** Start of TASK DATA **

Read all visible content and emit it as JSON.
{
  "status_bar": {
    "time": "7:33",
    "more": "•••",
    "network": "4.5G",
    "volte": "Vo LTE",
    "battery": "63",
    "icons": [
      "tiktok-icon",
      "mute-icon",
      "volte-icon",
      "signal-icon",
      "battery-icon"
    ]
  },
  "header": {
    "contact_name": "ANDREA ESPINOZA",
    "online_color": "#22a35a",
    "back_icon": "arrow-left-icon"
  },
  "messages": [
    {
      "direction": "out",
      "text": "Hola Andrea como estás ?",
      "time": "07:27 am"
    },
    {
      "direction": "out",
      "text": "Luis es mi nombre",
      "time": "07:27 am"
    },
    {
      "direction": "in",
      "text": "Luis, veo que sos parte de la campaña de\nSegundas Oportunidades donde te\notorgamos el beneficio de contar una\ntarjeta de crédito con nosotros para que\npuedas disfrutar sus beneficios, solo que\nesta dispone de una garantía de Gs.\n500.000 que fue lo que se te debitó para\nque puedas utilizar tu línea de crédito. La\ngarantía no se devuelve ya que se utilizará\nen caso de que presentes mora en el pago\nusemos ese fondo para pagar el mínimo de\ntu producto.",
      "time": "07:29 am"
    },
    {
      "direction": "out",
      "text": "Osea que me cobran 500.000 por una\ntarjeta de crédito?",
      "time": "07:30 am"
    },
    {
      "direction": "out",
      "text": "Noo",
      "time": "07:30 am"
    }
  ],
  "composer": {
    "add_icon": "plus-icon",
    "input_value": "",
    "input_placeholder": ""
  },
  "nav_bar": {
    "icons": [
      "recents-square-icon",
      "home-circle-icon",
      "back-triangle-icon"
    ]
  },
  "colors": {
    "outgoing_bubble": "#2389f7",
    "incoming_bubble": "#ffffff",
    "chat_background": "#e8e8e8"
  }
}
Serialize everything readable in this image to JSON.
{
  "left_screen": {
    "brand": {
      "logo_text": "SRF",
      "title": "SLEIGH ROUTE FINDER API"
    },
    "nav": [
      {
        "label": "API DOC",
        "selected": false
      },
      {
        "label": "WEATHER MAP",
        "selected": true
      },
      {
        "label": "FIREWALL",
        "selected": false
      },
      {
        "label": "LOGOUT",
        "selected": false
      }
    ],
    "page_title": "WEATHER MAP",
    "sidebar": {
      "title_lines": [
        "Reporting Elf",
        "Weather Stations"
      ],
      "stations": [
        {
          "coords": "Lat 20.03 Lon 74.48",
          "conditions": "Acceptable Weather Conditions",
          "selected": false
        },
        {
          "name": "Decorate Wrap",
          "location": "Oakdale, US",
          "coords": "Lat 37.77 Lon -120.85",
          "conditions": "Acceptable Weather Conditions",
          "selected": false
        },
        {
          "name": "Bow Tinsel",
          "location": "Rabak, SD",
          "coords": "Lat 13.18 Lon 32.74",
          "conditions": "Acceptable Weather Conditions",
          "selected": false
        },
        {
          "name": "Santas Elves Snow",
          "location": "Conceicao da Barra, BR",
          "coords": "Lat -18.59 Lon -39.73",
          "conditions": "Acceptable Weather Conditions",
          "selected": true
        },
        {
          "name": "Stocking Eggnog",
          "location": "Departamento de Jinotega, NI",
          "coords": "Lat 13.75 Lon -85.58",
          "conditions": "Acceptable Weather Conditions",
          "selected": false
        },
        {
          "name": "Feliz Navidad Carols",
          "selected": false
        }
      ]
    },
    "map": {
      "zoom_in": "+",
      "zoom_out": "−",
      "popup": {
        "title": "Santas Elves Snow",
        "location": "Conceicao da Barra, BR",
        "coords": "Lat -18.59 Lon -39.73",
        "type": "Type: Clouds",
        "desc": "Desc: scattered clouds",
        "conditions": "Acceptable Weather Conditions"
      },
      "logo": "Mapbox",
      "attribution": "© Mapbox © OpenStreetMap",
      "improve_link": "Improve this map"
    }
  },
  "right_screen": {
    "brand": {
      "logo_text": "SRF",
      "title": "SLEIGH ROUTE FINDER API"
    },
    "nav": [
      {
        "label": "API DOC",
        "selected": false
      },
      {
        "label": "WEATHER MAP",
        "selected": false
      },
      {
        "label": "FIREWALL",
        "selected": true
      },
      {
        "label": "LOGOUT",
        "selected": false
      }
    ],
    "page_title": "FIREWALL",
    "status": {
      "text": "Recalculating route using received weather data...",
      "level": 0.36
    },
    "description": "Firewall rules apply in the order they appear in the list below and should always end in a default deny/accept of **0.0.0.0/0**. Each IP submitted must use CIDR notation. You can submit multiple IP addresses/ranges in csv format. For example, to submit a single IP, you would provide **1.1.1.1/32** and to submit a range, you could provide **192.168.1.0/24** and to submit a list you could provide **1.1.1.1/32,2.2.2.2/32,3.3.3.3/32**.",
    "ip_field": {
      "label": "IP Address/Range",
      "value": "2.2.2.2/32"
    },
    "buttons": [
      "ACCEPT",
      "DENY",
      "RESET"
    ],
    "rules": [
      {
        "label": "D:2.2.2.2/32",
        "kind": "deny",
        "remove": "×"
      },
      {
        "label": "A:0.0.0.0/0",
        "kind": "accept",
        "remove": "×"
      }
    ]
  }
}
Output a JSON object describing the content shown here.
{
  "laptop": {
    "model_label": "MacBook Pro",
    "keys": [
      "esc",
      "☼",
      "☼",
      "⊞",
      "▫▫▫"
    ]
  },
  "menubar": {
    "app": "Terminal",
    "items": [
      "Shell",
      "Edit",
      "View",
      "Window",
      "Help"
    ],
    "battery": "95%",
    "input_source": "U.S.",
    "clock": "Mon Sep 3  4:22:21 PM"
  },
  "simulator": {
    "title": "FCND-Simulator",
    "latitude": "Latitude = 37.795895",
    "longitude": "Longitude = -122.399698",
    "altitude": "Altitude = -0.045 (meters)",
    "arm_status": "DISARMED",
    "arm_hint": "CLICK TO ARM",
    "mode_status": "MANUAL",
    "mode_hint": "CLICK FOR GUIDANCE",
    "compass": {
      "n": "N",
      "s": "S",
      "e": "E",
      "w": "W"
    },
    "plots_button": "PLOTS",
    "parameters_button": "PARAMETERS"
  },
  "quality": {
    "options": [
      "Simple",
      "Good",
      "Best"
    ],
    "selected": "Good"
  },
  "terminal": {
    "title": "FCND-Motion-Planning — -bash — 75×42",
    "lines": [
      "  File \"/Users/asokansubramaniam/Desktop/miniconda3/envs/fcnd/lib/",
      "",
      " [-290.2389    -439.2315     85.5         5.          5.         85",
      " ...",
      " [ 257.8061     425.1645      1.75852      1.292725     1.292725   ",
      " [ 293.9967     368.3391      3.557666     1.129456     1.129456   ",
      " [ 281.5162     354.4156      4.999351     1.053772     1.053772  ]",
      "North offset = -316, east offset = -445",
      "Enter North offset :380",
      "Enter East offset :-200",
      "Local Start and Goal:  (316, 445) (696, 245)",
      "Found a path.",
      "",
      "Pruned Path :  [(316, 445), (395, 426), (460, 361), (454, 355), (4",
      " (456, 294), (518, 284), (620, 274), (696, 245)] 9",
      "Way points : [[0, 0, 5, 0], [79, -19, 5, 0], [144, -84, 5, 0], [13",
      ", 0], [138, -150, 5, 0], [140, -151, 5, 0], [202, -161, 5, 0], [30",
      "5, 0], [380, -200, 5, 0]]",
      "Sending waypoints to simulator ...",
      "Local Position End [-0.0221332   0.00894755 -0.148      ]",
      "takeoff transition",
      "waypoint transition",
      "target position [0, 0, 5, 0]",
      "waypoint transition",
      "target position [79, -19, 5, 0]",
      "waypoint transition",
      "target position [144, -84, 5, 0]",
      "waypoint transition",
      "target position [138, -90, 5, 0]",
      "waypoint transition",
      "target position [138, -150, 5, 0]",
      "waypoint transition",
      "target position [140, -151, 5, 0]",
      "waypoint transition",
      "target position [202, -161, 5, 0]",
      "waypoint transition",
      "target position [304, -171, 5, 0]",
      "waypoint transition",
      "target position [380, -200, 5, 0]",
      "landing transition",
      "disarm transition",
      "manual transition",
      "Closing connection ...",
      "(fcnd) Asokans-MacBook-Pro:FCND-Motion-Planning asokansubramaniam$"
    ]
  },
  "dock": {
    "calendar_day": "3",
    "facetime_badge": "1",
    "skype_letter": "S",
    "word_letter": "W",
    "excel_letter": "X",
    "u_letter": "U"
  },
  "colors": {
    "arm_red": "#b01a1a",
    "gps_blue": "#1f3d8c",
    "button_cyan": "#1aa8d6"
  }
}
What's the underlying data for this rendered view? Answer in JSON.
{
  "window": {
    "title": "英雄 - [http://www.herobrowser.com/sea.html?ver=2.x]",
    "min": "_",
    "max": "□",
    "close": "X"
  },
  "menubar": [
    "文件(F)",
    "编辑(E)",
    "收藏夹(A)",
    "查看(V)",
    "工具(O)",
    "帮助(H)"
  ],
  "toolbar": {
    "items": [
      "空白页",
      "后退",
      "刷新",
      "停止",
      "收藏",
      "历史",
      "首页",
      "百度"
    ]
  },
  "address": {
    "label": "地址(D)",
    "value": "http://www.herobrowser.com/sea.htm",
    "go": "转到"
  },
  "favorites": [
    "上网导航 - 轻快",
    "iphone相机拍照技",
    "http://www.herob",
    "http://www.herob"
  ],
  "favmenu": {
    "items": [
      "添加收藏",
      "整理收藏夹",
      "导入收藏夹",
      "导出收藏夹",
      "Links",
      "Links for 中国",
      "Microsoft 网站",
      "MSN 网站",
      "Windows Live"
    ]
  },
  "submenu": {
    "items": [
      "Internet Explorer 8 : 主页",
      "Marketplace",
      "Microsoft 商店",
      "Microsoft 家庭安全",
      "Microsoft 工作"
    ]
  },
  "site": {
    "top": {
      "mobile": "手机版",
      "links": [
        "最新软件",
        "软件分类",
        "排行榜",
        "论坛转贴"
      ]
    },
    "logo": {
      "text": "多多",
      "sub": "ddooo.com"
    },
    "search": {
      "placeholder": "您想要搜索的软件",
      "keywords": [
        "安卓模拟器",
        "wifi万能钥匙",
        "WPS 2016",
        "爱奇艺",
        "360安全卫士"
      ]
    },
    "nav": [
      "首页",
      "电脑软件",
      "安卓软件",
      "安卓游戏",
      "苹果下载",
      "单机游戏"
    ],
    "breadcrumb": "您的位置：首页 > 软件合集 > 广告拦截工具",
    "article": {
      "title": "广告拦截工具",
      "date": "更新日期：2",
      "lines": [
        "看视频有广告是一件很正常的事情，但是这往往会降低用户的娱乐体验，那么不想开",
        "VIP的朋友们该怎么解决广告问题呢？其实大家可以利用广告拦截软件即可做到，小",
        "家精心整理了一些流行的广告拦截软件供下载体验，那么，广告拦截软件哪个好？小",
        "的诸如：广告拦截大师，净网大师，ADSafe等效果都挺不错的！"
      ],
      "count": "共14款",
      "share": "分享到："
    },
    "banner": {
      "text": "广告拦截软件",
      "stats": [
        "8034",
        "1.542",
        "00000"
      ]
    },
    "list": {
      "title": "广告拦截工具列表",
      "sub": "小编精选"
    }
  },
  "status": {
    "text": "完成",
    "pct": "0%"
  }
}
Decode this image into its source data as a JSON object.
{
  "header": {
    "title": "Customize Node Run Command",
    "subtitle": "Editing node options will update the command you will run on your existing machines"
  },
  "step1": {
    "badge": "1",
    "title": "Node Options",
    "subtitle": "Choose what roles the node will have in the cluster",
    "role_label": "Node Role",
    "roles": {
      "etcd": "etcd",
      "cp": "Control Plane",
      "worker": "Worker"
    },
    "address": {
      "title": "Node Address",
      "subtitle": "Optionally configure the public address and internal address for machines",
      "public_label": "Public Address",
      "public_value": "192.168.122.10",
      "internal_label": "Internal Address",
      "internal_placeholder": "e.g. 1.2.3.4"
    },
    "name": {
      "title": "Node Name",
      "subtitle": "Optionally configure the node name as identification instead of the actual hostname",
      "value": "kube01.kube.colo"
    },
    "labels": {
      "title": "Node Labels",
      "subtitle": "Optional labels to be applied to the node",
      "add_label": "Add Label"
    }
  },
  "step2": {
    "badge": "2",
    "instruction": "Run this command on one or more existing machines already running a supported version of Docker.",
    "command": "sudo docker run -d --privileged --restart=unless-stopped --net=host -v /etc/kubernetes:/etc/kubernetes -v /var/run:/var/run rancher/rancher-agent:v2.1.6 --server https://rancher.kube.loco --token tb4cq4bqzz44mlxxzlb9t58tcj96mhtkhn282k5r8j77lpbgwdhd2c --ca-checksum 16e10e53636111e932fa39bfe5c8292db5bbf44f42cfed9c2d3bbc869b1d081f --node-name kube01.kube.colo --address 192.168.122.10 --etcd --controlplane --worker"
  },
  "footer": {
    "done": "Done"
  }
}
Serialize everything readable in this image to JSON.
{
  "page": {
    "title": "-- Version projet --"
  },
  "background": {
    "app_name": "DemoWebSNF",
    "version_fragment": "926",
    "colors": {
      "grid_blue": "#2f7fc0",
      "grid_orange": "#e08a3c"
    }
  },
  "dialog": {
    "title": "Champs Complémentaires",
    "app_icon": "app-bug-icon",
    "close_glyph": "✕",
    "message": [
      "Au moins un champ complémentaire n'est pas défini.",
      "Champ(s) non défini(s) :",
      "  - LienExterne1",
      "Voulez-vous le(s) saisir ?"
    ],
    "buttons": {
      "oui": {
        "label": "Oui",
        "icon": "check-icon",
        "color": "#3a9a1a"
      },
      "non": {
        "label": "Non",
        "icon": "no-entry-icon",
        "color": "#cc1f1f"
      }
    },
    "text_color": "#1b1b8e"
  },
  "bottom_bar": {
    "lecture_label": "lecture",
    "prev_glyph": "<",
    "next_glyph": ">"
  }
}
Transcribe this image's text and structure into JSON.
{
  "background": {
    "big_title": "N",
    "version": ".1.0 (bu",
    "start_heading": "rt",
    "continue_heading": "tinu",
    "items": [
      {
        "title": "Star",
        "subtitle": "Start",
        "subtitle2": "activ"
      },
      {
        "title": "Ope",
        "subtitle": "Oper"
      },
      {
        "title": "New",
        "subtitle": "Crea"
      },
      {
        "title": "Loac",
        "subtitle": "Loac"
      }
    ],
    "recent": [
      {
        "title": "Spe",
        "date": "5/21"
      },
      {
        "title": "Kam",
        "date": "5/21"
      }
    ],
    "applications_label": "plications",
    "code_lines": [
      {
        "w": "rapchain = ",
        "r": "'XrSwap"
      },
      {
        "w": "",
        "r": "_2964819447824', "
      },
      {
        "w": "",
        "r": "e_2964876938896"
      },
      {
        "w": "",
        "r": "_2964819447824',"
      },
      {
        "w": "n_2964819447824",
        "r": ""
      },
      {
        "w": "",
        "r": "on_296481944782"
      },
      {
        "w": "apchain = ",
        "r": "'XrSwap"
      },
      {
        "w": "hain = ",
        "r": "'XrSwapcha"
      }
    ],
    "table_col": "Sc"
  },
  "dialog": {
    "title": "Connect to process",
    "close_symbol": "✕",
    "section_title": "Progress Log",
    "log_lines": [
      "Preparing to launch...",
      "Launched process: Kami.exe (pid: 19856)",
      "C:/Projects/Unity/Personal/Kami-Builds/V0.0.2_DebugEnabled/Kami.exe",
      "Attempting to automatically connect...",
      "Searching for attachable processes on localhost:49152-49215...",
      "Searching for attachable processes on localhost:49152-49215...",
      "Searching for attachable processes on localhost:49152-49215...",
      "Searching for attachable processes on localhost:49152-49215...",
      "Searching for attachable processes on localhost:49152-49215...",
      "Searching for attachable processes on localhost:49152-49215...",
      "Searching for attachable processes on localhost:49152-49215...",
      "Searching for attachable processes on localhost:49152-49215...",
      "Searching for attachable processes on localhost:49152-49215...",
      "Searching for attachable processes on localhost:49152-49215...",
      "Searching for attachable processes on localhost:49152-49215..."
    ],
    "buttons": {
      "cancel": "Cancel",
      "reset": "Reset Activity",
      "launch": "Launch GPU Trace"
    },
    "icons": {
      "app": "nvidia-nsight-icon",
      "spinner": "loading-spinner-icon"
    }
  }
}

** End of TASK DATA **

### PROBLEM
Among the lines of the material, find those that hold the word "into" and copy them.

### OUTPUT BELOW
Decode this image into its source data as a JSON object.
Transcribe this image's text and structure into JSON.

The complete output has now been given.